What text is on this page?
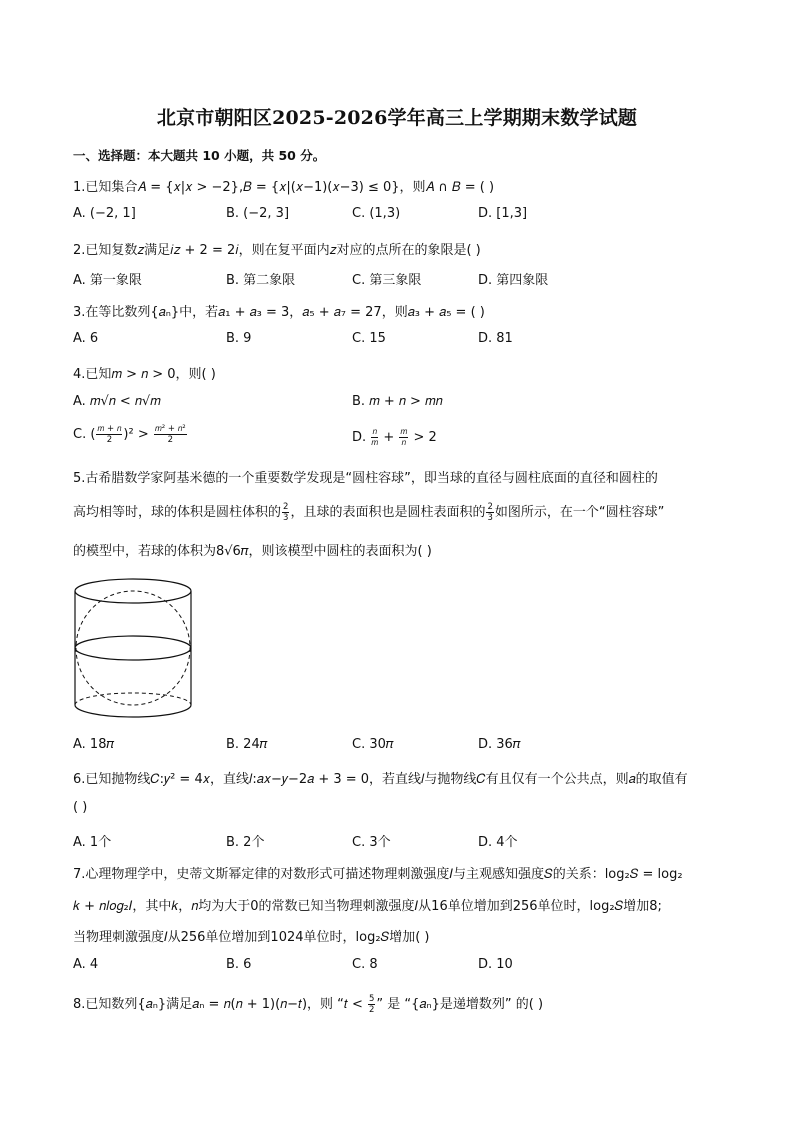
北京市朝阳区2025-2026学年高三上学期期末数学试题
一、选择题：本大题共 10 小题，共 50 分。
1.已知集合𝐴 = {𝑥|𝑥 > −2},𝐵 = {𝑥|(𝑥−1)(𝑥−3) ≤ 0}，则𝐴 ∩ 𝐵 = ( )
A. (−2, 1]	B. (−2, 3]	C. (1,3)	D. [1,3]
2.已知复数𝑧满足𝑖𝑧 + 2 = 2𝑖，则在复平面内𝑧对应的点所在的象限是( )
A. 第一象限	B. 第二象限	C. 第三象限	D. 第四象限
3.在等比数列{𝑎ₙ}中，若𝑎₁ + 𝑎₃ = 3，𝑎₅ + 𝑎₇ = 27，则𝑎₃ + 𝑎₅ = ( )
A. 6	B. 9	C. 15	D. 81
4.已知𝑚 > 𝑛 > 0，则( )
A. 𝑚√𝑛 < 𝑛√𝑚	B. 𝑚 + 𝑛 > 𝑚𝑛
C. ( $\frac{\text{𝑚 + 𝑛}}{2} )^2 > \frac{\text{𝑚² + 𝑛²}}{2}$	D. $\frac{\text{𝑛}}{\text{𝑚}} + \frac{\text{𝑚}}{\text{𝑛}} > 2$
5.古希腊数学家阿基米德的一个重要数学发现是“圆柱容球”，即当球的直径与圆柱底面的直径和圆柱的
高均相等时，球的体积是圆柱体积的 $\frac{2}{3}$ ，且球的表面积也是圆柱表面积的 $\frac{2}{3}$ 如图所示，在一个“圆柱容球”
的模型中，若球的体积为8√6𝜋，则该模型中圆柱的表面积为( )
A. 18𝜋	B. 24𝜋	C. 30𝜋	D. 36𝜋
6.已知抛物线𝐶:𝑦² = 4𝑥，直线𝑙:𝑎𝑥−𝑦−2𝑎 + 3 = 0，若直线𝑙与抛物线𝐶有且仅有一个公共点，则𝑎的取值有
( )
A. 1个	B. 2个	C. 3个	D. 4个
7.心理物理学中，史蒂文斯幂定律的对数形式可描述物理刺激强度𝐼与主观感知强度𝑆的关系：log₂𝑆 = log₂
𝑘 + 𝑛𝑙𝑜𝑔₂𝐼，其中𝑘，𝑛均为大于0的常数已知当物理刺激强度𝐼从16单位增加到256单位时，log₂𝑆增加8;
当物理刺激强度𝐼从256单位增加到1024单位时，log₂𝑆增加( )
A. 4	B. 6	C. 8	D. 10
8.已知数列{𝑎ₙ}满足𝑎ₙ = 𝑛(𝑛 + 1)(𝑛−𝑡)，则 “𝑡 < $\frac{5}{2}$ ” 是 “{𝑎ₙ}是递增数列” 的( )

━━━━━━━━━━━━━━━━━━━━━━━━━━━━━━

To be done:
Pull out every line of the entries that includes the word "frac".

Result for this exercise:
C. ( $\frac{\text{𝑚 + 𝑛}}{2} )^2 > \frac{\text{𝑚² + 𝑛²}}{2}$	D. $\frac{\text{𝑛}}{\text{𝑚}} + \frac{\text{𝑚}}{\text{𝑛}} > 2$
高均相等时，球的体积是圆柱体积的 $\frac{2}{3}$ ，且球的表面积也是圆柱表面积的 $\frac{2}{3}$ 如图所示，在一个“圆柱容球”
8.已知数列{𝑎ₙ}满足𝑎ₙ = 𝑛(𝑛 + 1)(𝑛−𝑡)，则 “𝑡 < $\frac{5}{2}$ ” 是 “{𝑎ₙ}是递增数列” 的( )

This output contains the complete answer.